### PROVIDED DATA
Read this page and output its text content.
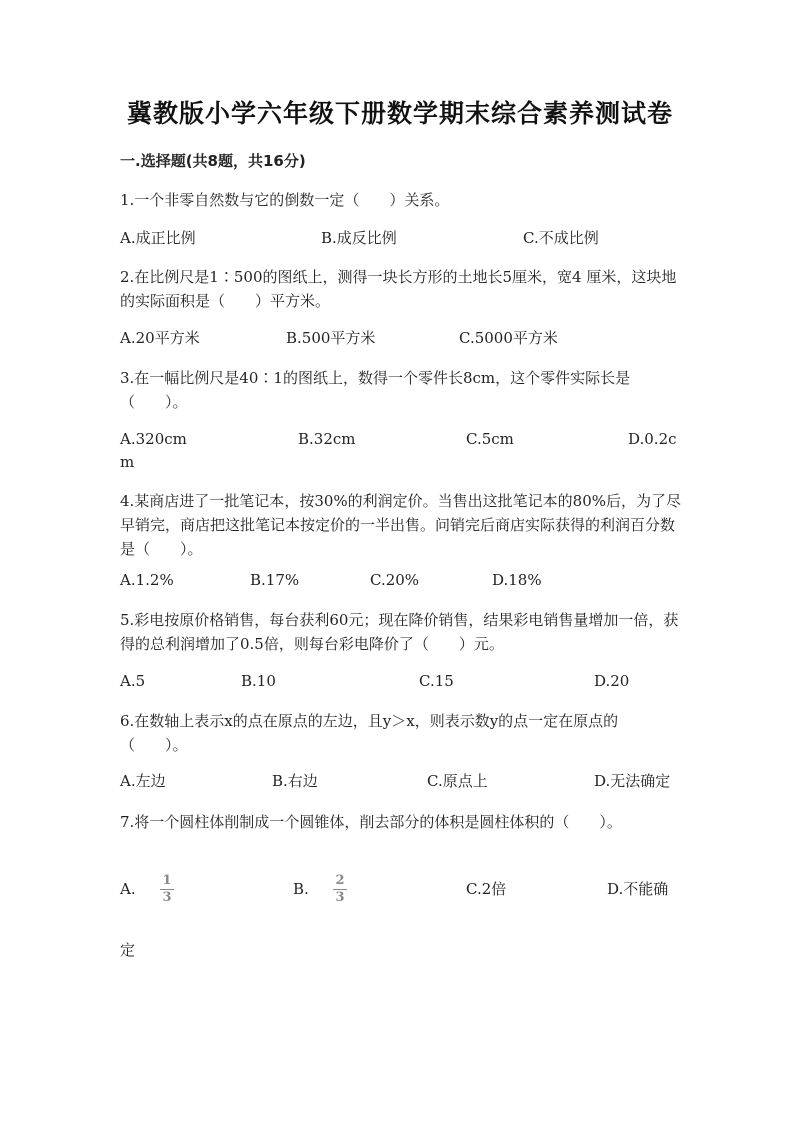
冀教版小学六年级下册数学期末综合素养测试卷
一.选择题(共8题，共16分)
1.一个非零自然数与它的倒数一定（　　）关系。
A.成正比例	B.成反比例	C.不成比例
2.在比例尺是1∶500的图纸上，测得一块长方形的土地长5厘米，宽4 厘米，这块地的实际面积是（　　）平方米。
A.20平方米	B.500平方米	C.5000平方米
3.在一幅比例尺是40∶1的图纸上，数得一个零件长8cm，这个零件实际长是（　　）。
A.320cm	B.32cm	C.5cm	D.0.2c
m
4.某商店进了一批笔记本，按30%的利润定价。当售出这批笔记本的80%后，为了尽早销完，商店把这批笔记本按定价的一半出售。问销完后商店实际获得的利润百分数是（　　）。
A.1.2%	B.17%	C.20%	D.18%
5.彩电按原价格销售，每台获利60元；现在降价销售，结果彩电销售量增加一倍，获得的总利润增加了0.5倍，则每台彩电降价了（　　）元。
A.5	B.10	C.15	D.20
6.在数轴上表示x的点在原点的左边，且y＞x，则表示数y的点一定在原点的（　　）。
A.左边	B.右边	C.原点上	D.无法确定
7.将一个圆柱体削制成一个圆锥体，削去部分的体积是圆柱体积的（　　）。
A.	1
3	B.	2
3	C.2倍	D.不能确
定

### BRIEF
Output a faithful copy of the data, with each picture left out.

### SOLUTION TO THIS TASK
Read this page and output its text content.
冀教版小学六年级下册数学期末综合素养测试卷
一.选择题(共8题，共16分)
1.一个非零自然数与它的倒数一定（　　）关系。
A.成正比例	B.成反比例	C.不成比例
2.在比例尺是1∶500的图纸上，测得一块长方形的土地长5厘米，宽4 厘米，这块地的实际面积是（　　）平方米。
A.20平方米	B.500平方米	C.5000平方米
3.在一幅比例尺是40∶1的图纸上，数得一个零件长8cm，这个零件实际长是（　　）。
A.320cm	B.32cm	C.5cm	D.0.2c
m
4.某商店进了一批笔记本，按30%的利润定价。当售出这批笔记本的80%后，为了尽早销完，商店把这批笔记本按定价的一半出售。问销完后商店实际获得的利润百分数是（　　）。
A.1.2%	B.17%	C.20%	D.18%
5.彩电按原价格销售，每台获利60元；现在降价销售，结果彩电销售量增加一倍，获得的总利润增加了0.5倍，则每台彩电降价了（　　）元。
A.5	B.10	C.15	D.20
6.在数轴上表示x的点在原点的左边，且y＞x，则表示数y的点一定在原点的（　　）。
A.左边	B.右边	C.原点上	D.无法确定
7.将一个圆柱体削制成一个圆锥体，削去部分的体积是圆柱体积的（　　）。
A.	1
3	B.	2
3	C.2倍	D.不能确
定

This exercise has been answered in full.